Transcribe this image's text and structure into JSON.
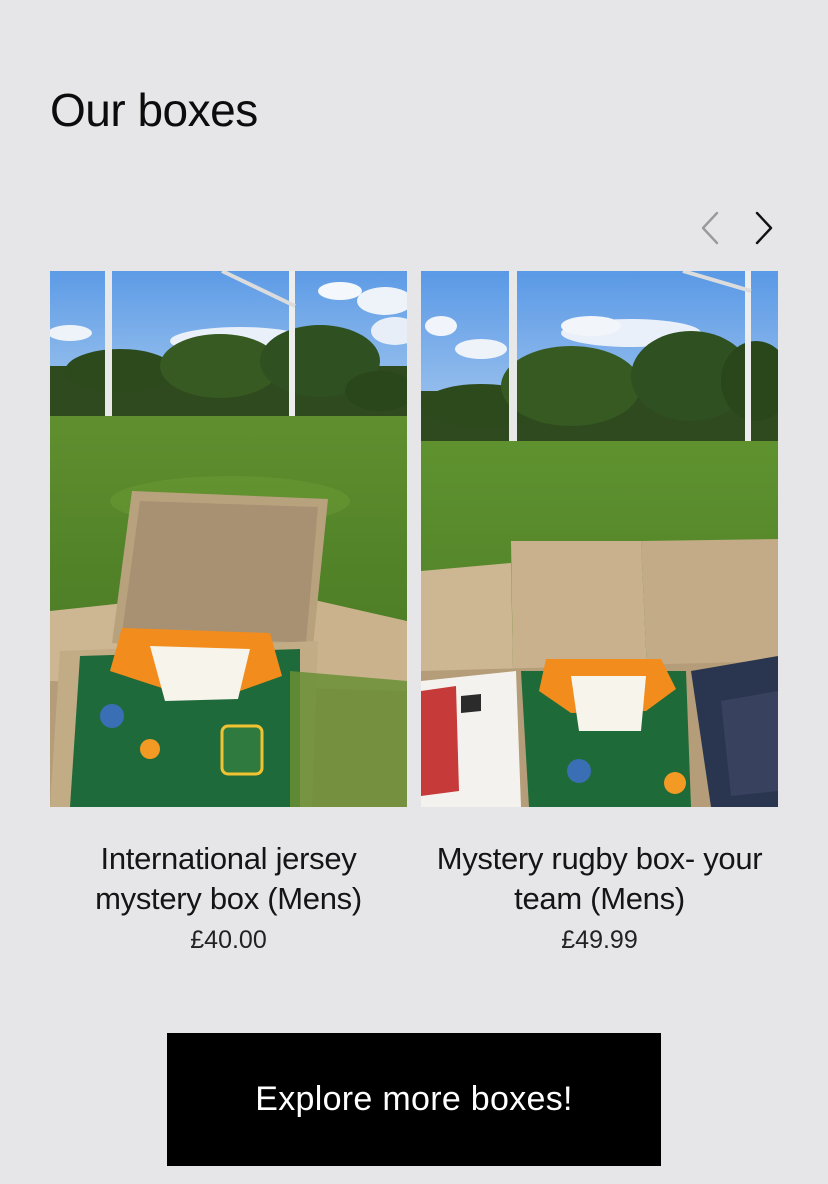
{
  "section": {
    "title": "Our boxes"
  },
  "carousel": {
    "prev_icon": "chevron-left-icon",
    "next_icon": "chevron-right-icon",
    "prev_color": "#9a9a9a",
    "next_color": "#111111"
  },
  "products": [
    {
      "name": "International jersey mystery box (Mens)",
      "price": "£40.00",
      "image": "green-gold-rugby-jersey-in-cardboard-box-on-field"
    },
    {
      "name": "Mystery rugby box- your team (Mens)",
      "price": "£49.99",
      "image": "three-rugby-jerseys-in-cardboard-boxes-on-field"
    }
  ],
  "cta": {
    "label": "Explore more boxes!"
  }
}
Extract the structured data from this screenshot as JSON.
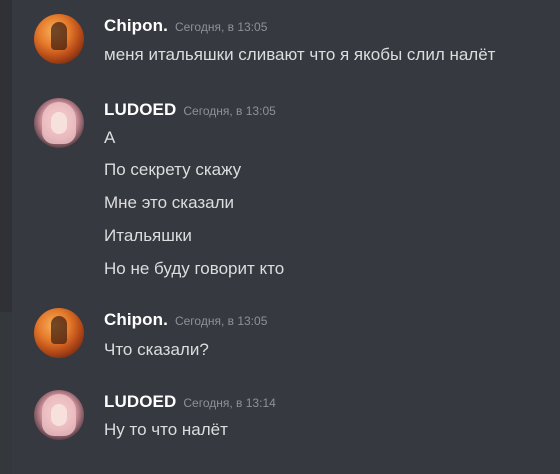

● **Prompt**
Your task is an exact transcription of all the data, minus the pictures.

● **Full solution**
Transcribe this image's text and structure into JSON.
{
  "section": {
    "title": "Our boxes"
  },
  "carousel": {
    "prev_icon": "chevron-left-icon",
    "next_icon": "chevron-right-icon",
    "prev_color": "#9a9a9a",
    "next_color": "#111111"
  },
  "products": [
    {
      "name": "International jersey mystery box (Mens)",
      "price": "£40.00",
      "image": "green-gold-rugby-jersey-in-cardboard-box-on-field"
    },
    {
      "name": "Mystery rugby box- your team (Mens)",
      "price": "£49.99",
      "image": "three-rugby-jerseys-in-cardboard-boxes-on-field"
    }
  ],
  "cta": {
    "label": "Explore more boxes!"
  }
}
Extract the structured data from this screenshot as JSON.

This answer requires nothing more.